WHAT YOU WILL DO: Select all lines with the string "roli" in them, and copy those lines.

Extracted records:
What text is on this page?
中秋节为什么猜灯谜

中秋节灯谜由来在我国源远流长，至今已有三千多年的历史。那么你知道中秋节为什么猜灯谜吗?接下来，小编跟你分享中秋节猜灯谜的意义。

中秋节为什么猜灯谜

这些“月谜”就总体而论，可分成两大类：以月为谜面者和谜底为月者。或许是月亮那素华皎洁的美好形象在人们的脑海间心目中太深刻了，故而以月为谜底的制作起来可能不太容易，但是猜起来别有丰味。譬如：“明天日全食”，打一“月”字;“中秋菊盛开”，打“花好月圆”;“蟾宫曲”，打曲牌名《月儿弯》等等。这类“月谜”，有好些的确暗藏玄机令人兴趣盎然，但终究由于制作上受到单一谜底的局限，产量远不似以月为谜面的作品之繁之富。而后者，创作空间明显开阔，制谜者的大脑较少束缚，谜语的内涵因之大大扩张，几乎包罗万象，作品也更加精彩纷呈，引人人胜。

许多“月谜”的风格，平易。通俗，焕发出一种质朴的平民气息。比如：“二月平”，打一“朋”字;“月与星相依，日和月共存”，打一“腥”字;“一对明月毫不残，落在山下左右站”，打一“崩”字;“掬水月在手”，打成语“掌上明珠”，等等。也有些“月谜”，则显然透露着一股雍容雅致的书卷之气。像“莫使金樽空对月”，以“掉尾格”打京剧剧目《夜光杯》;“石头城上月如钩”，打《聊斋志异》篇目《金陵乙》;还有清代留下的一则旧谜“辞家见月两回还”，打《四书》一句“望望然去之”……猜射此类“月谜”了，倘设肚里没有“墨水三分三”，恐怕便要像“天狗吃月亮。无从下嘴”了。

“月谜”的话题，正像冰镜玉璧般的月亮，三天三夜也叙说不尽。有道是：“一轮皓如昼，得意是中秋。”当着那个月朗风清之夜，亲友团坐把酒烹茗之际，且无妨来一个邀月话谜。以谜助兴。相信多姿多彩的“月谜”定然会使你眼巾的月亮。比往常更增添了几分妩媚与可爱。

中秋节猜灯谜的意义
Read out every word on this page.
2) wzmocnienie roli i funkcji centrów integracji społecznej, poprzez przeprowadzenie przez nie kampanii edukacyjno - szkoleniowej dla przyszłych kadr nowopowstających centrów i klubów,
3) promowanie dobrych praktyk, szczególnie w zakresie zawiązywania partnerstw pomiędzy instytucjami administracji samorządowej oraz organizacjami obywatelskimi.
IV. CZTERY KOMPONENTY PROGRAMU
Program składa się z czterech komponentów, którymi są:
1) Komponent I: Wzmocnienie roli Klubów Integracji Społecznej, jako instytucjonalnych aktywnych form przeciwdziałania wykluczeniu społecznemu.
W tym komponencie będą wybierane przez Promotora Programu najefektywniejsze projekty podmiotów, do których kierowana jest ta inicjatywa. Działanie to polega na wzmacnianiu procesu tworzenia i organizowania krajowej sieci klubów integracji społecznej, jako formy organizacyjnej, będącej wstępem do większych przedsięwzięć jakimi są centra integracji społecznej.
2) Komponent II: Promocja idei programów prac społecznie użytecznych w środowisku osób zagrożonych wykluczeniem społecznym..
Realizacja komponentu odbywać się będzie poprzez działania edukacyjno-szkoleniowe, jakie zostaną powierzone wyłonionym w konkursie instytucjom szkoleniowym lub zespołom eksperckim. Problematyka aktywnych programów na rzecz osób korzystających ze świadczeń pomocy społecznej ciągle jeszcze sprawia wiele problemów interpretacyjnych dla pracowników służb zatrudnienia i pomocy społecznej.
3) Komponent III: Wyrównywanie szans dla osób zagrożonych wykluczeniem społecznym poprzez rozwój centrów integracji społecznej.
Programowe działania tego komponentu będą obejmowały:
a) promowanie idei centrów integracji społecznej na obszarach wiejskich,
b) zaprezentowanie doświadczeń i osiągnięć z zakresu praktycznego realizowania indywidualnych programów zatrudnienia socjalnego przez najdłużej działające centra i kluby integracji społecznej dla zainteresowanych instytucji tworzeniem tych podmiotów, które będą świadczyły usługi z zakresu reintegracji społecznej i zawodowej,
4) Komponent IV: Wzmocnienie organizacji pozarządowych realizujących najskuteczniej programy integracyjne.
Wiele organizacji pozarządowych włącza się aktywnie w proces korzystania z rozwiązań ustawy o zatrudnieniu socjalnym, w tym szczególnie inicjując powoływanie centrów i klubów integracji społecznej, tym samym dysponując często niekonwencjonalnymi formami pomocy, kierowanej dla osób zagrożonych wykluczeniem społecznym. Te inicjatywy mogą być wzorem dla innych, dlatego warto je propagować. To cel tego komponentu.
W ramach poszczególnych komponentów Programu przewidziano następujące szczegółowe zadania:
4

FULL OUTPUT:
2) wzmocnienie roli i funkcji centrów integracji społecznej, poprzez przeprowadzenie przez nie kampanii edukacyjno - szkoleniowej dla przyszłych kadr nowopowstających centrów i klubów,
1) Komponent I: Wzmocnienie roli Klubów Integracji Społecznej, jako instytucjonalnych aktywnych form przeciwdziałania wykluczeniu społecznemu.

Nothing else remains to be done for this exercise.